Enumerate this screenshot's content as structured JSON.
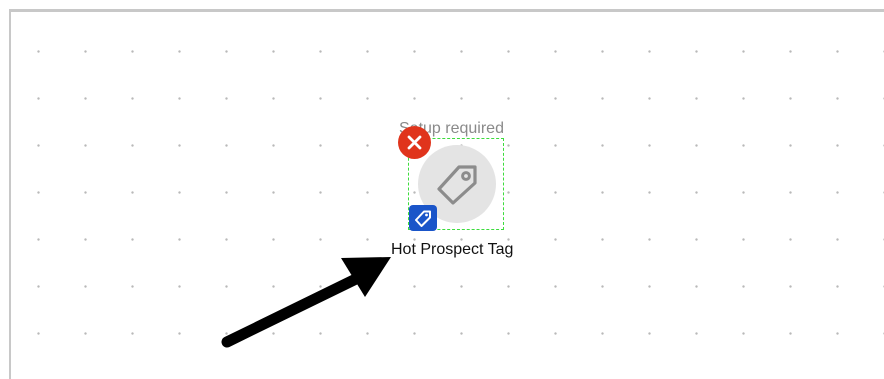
{
  "canvas": {
    "grid": "dotted",
    "background_color": "#ffffff",
    "dot_color": "#b9b9b9"
  },
  "node": {
    "status": "Setup required",
    "label": "Hot Prospect Tag",
    "icon": "tag-icon",
    "badge_icon": "tag-icon",
    "remove_icon": "close-icon",
    "colors": {
      "remove": "#e0341c",
      "badge": "#1a55c9",
      "selection": "#3ddc3d",
      "icon_bg": "#e4e4e4"
    }
  },
  "annotation": {
    "icon": "arrow-icon",
    "color": "#000000"
  }
}
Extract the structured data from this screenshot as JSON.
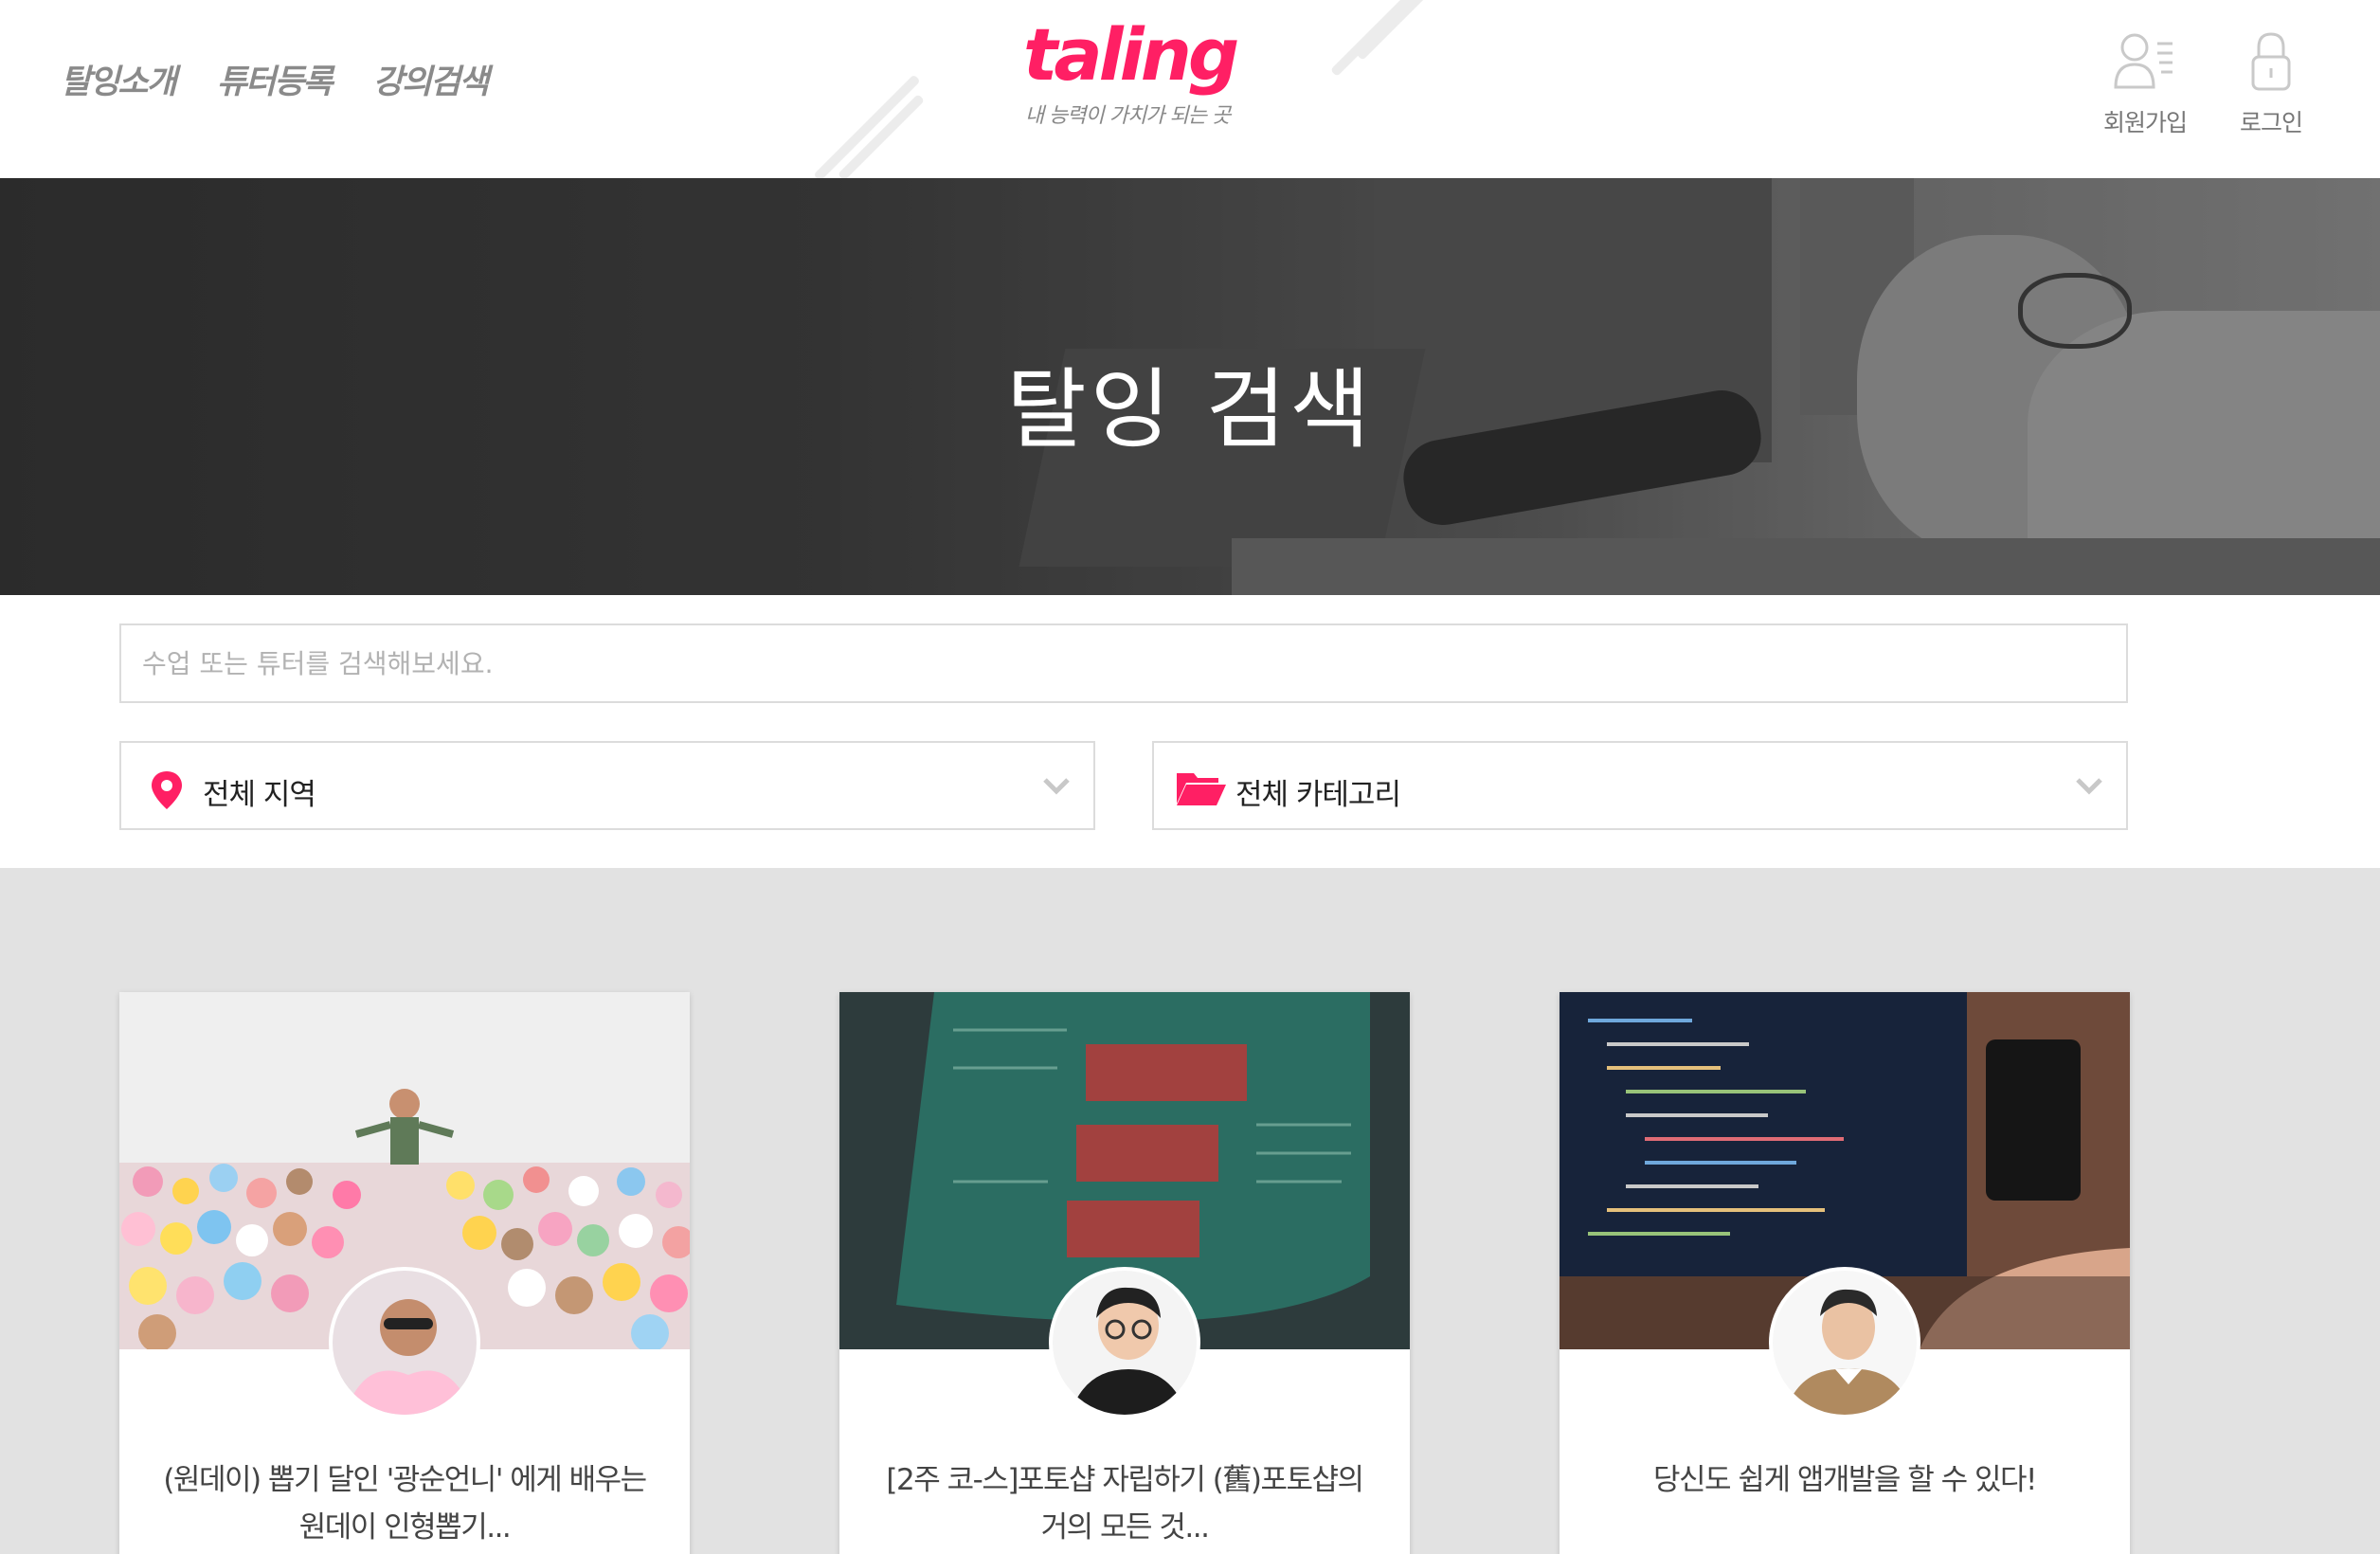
{
  "header": {
    "nav": [
      {
        "label": "탈잉소개"
      },
      {
        "label": "튜터등록"
      },
      {
        "label": "강의검색"
      }
    ],
    "logo": {
      "word": "taling",
      "tagline": "내 능력이 가치가 되는 곳"
    },
    "actions": [
      {
        "label": "회원가입",
        "icon": "user-list-icon"
      },
      {
        "label": "로그인",
        "icon": "lock-icon"
      }
    ]
  },
  "hero": {
    "title": "탈잉 검색"
  },
  "search": {
    "placeholder": "수업 또는 튜터를 검색해보세요.",
    "value": ""
  },
  "filters": {
    "region": {
      "value": "전체 지역",
      "icon": "location-pin-icon"
    },
    "category": {
      "value": "전체 카테고리",
      "icon": "folder-open-icon"
    }
  },
  "colors": {
    "brand": "#ff1f64",
    "content_bg": "#e2e2e2"
  },
  "cards": [
    {
      "title_line1": "(원데이) 뽑기 달인 '광순언니' 에게 배우는",
      "title_line2": "원데이 인형뽑기..."
    },
    {
      "title_line1": "[2주 코-스]포토샵 자립하기 (舊)포토샵의",
      "title_line2": "거의 모든 것..."
    },
    {
      "title_line1": "당신도 쉽게 앱개발을 할 수 있다!",
      "title_line2": ""
    }
  ]
}
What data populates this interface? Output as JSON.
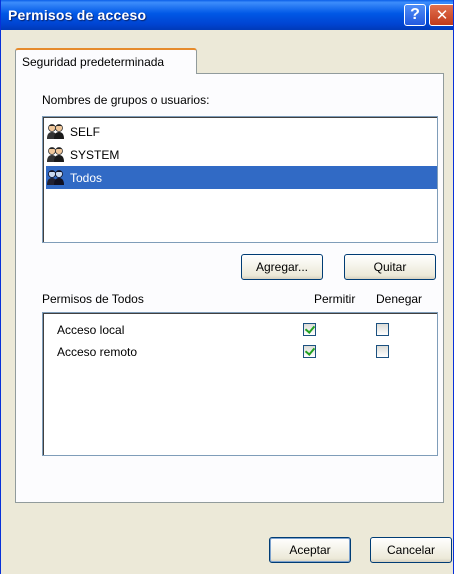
{
  "window": {
    "title": "Permisos de acceso",
    "help_label": "?",
    "close_label": "✕"
  },
  "tabs": [
    {
      "label": "Seguridad predeterminada",
      "selected": true
    }
  ],
  "groups": {
    "label": "Nombres de grupos o usuarios:",
    "items": [
      {
        "name": "SELF",
        "icon": "users-icon",
        "selected": false
      },
      {
        "name": "SYSTEM",
        "icon": "users-icon",
        "selected": false
      },
      {
        "name": "Todos",
        "icon": "users-icon",
        "selected": true
      }
    ],
    "add_label": "Agregar...",
    "remove_label": "Quitar"
  },
  "permissions": {
    "heading": "Permisos de Todos",
    "allow_header": "Permitir",
    "deny_header": "Denegar",
    "rows": [
      {
        "name": "Acceso local",
        "allow": true,
        "deny": false
      },
      {
        "name": "Acceso remoto",
        "allow": true,
        "deny": false
      }
    ]
  },
  "footer": {
    "ok_label": "Aceptar",
    "cancel_label": "Cancelar"
  },
  "colors": {
    "titlebar": "#0058e6",
    "selection": "#316ac5",
    "tab_accent": "#e68b2c",
    "check": "#21a121"
  }
}
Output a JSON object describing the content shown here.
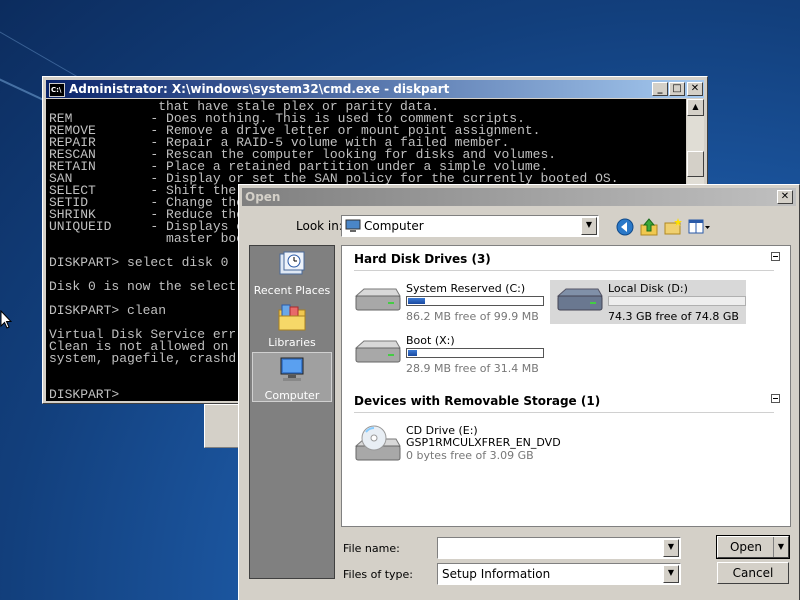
{
  "cmd": {
    "title": "Administrator: X:\\windows\\system32\\cmd.exe - diskpart",
    "buttons": {
      "minimize": "_",
      "maximize": "□",
      "close": "✕"
    },
    "lines": [
      "              that have stale plex or parity data.",
      "REM          - Does nothing. This is used to comment scripts.",
      "REMOVE       - Remove a drive letter or mount point assignment.",
      "REPAIR       - Repair a RAID-5 volume with a failed member.",
      "RESCAN       - Rescan the computer looking for disks and volumes.",
      "RETAIN       - Place a retained partition under a simple volume.",
      "SAN          - Display or set the SAN policy for the currently booted OS.",
      "SELECT       - Shift the",
      "SETID        - Change the",
      "SHRINK       - Reduce the",
      "UNIQUEID     - Displays o",
      "               master boo",
      "",
      "DISKPART> select disk 0",
      "",
      "Disk 0 is now the select",
      "",
      "DISKPART> clean",
      "",
      "Virtual Disk Service err",
      "Clean is not allowed on",
      "system, pagefile, crashd",
      "",
      "",
      "DISKPART>"
    ]
  },
  "dialog": {
    "title": "Open",
    "close": "✕",
    "look_in_label": "Look in:",
    "look_in_value": "Computer",
    "toolbar_icons": [
      "back-icon",
      "up-folder-icon",
      "new-folder-icon",
      "views-menu-icon"
    ],
    "places": [
      {
        "label": "Recent Places",
        "icon": "recent-places-icon"
      },
      {
        "label": "Libraries",
        "icon": "libraries-icon"
      },
      {
        "label": "Computer",
        "icon": "computer-icon",
        "selected": true
      }
    ],
    "groups": {
      "hdd": {
        "title": "Hard Disk Drives (3)",
        "items": [
          {
            "name": "System Reserved (C:)",
            "free": "86.2 MB free of 99.9 MB",
            "used_fraction": 0.14,
            "selected": false
          },
          {
            "name": "Local Disk (D:)",
            "free": "74.3 GB free of 74.8 GB",
            "used_fraction": 0.01,
            "selected": true
          },
          {
            "name": "Boot (X:)",
            "free": "28.9 MB free of 31.4 MB",
            "used_fraction": 0.08,
            "selected": false
          }
        ]
      },
      "removable": {
        "title": "Devices with Removable Storage (1)",
        "items": [
          {
            "name": "CD Drive (E:)",
            "label": "GSP1RMCULXFRER_EN_DVD",
            "free": "0 bytes free of 3.09 GB"
          }
        ]
      }
    },
    "file_name_label": "File name:",
    "file_name_value": "",
    "files_of_type_label": "Files of type:",
    "files_of_type_value": "Setup Information",
    "open_label": "Open",
    "cancel_label": "Cancel"
  }
}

--------------------

=== Requirements ===
Give the count of lines holding the word "free", with no other words.

=== Exercise answer ===
4